## Exercise task
Retype every line of the records below without any alteration. Omit the pictures from your answer.
+ + + + + + +
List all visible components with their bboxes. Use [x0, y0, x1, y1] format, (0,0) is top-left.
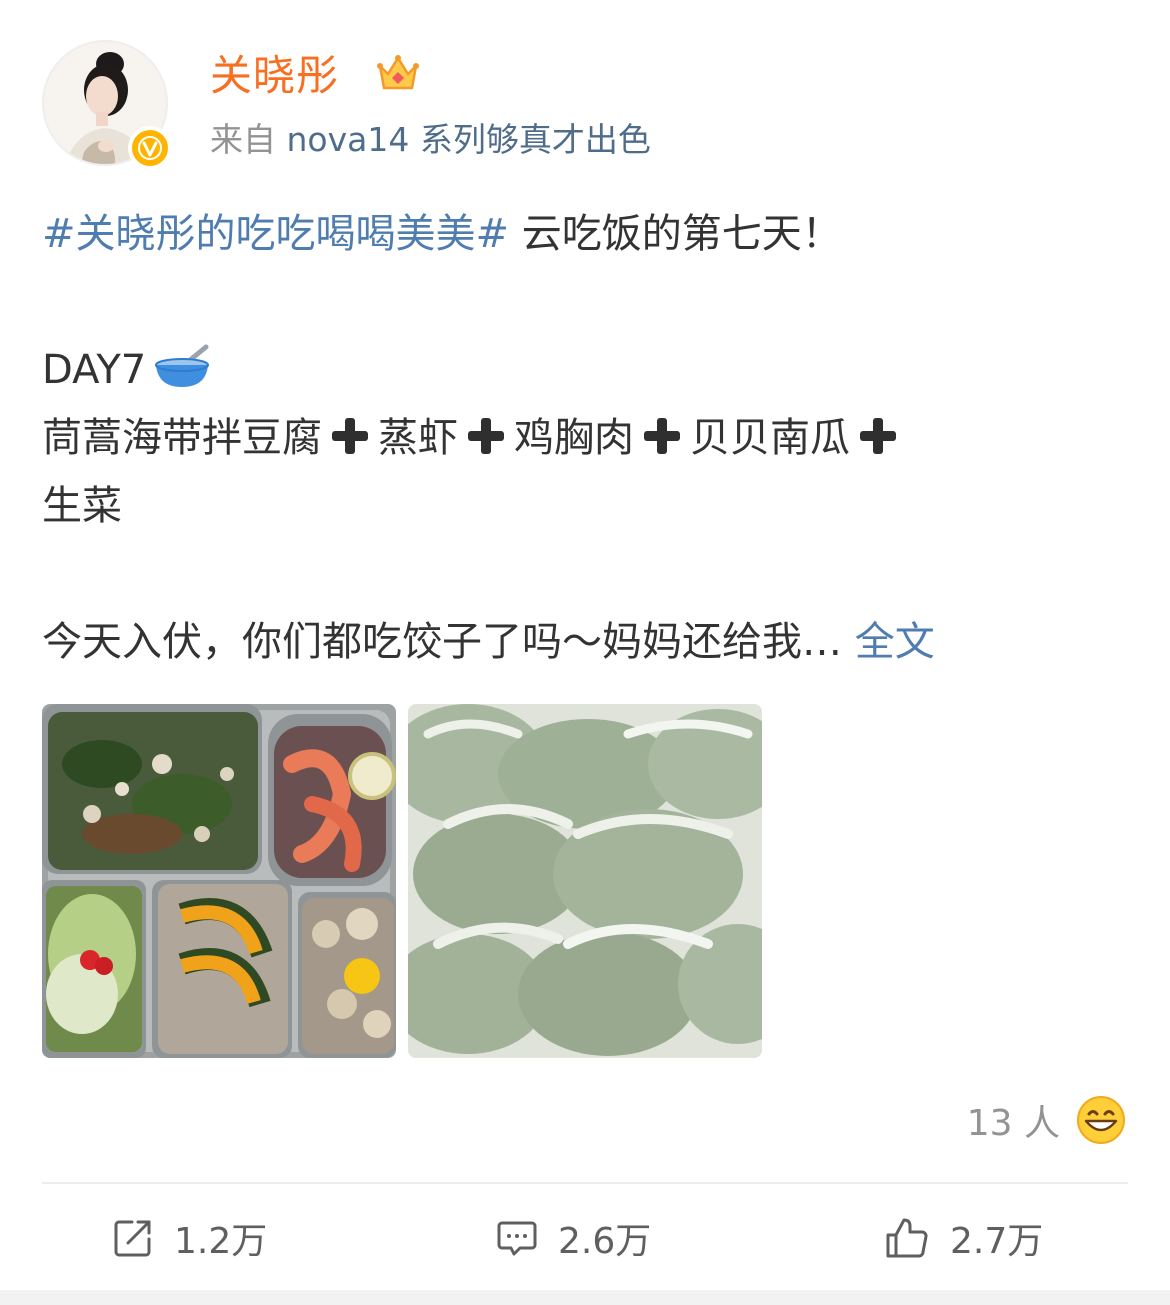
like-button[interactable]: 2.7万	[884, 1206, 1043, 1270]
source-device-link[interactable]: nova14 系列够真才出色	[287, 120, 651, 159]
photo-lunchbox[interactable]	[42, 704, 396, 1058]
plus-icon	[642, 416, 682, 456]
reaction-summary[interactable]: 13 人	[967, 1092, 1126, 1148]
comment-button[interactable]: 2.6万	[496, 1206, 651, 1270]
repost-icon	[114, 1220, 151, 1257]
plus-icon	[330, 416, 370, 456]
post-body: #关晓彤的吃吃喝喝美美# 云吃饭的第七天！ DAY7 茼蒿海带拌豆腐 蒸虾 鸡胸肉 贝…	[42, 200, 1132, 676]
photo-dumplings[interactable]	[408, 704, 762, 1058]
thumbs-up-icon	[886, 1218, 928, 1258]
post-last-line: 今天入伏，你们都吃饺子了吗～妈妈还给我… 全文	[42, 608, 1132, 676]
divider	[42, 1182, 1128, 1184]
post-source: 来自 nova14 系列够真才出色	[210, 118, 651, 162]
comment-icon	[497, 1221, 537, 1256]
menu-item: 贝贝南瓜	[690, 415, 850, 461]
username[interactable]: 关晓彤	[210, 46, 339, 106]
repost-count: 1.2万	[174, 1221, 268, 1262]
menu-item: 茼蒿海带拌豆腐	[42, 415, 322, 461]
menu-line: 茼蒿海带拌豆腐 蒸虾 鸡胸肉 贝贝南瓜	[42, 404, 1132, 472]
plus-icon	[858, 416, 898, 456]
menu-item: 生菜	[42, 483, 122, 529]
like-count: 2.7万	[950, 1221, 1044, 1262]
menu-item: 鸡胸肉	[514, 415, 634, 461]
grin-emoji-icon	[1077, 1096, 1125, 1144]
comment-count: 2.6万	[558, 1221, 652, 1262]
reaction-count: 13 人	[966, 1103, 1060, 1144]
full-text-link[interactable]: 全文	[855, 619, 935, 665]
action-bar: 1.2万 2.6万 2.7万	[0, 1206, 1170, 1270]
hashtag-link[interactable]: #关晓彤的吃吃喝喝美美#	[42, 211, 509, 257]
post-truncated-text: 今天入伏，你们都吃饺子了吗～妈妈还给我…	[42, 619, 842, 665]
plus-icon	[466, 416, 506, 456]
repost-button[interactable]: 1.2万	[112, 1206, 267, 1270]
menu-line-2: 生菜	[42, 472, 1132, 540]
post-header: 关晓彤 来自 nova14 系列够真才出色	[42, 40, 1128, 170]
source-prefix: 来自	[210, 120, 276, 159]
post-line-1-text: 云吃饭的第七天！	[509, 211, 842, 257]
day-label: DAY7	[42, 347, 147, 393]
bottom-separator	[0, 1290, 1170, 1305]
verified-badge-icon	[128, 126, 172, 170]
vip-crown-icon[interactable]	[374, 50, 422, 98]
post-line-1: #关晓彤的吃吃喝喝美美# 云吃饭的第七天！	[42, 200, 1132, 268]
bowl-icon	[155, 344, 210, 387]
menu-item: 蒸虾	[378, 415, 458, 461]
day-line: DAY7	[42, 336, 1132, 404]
+ + + + + + +
## Output for this exercise
List all visible components with their bboxes. Use [x0, y0, x1, y1] format, (0,0) is top-left.
like-button[interactable]: 2.7万	[884, 1206, 1043, 1270]
source-device-link[interactable]: nova14 系列够真才出色	[287, 120, 651, 159]
photo-lunchbox[interactable]	[42, 704, 396, 1058]
plus-icon	[642, 416, 682, 456]
reaction-summary[interactable]: 13 人	[967, 1092, 1126, 1148]
comment-button[interactable]: 2.6万	[496, 1206, 651, 1270]
repost-icon	[114, 1220, 151, 1257]
plus-icon	[330, 416, 370, 456]
post-body: #关晓彤的吃吃喝喝美美# 云吃饭的第七天！ DAY7 茼蒿海带拌豆腐 蒸虾 鸡胸肉 贝…	[42, 200, 1132, 676]
photo-dumplings[interactable]	[408, 704, 762, 1058]
thumbs-up-icon	[886, 1218, 928, 1258]
post-last-line: 今天入伏，你们都吃饺子了吗～妈妈还给我… 全文	[42, 608, 1132, 676]
divider	[42, 1182, 1128, 1184]
post-source: 来自 nova14 系列够真才出色	[210, 118, 651, 162]
comment-icon	[497, 1221, 537, 1256]
menu-item: 贝贝南瓜	[690, 415, 850, 461]
username[interactable]: 关晓彤	[210, 46, 339, 106]
repost-count: 1.2万	[174, 1221, 268, 1262]
menu-item: 茼蒿海带拌豆腐	[42, 415, 322, 461]
menu-line: 茼蒿海带拌豆腐 蒸虾 鸡胸肉 贝贝南瓜	[42, 404, 1132, 472]
plus-icon	[858, 416, 898, 456]
menu-item: 生菜	[42, 483, 122, 529]
like-count: 2.7万	[950, 1221, 1044, 1262]
menu-item: 鸡胸肉	[514, 415, 634, 461]
grin-emoji-icon	[1077, 1096, 1125, 1144]
comment-count: 2.6万	[558, 1221, 652, 1262]
reaction-count: 13 人	[966, 1103, 1060, 1144]
full-text-link[interactable]: 全文	[855, 619, 935, 665]
action-bar: 1.2万 2.6万 2.7万	[0, 1206, 1170, 1270]
hashtag-link[interactable]: #关晓彤的吃吃喝喝美美#	[42, 211, 509, 257]
post-truncated-text: 今天入伏，你们都吃饺子了吗～妈妈还给我…	[42, 619, 842, 665]
plus-icon	[466, 416, 506, 456]
repost-button[interactable]: 1.2万	[112, 1206, 267, 1270]
menu-line-2: 生菜	[42, 472, 1132, 540]
post-header: 关晓彤 来自 nova14 系列够真才出色	[42, 40, 1128, 170]
source-prefix: 来自	[210, 120, 276, 159]
post-line-1-text: 云吃饭的第七天！	[509, 211, 842, 257]
day-label: DAY7	[42, 347, 147, 393]
bottom-separator	[0, 1290, 1170, 1305]
verified-badge-icon	[128, 126, 172, 170]
vip-crown-icon[interactable]	[374, 50, 422, 98]
post-line-1: #关晓彤的吃吃喝喝美美# 云吃饭的第七天！	[42, 200, 1132, 268]
bowl-icon	[155, 344, 210, 387]
menu-item: 蒸虾	[378, 415, 458, 461]
day-line: DAY7	[42, 336, 1132, 404]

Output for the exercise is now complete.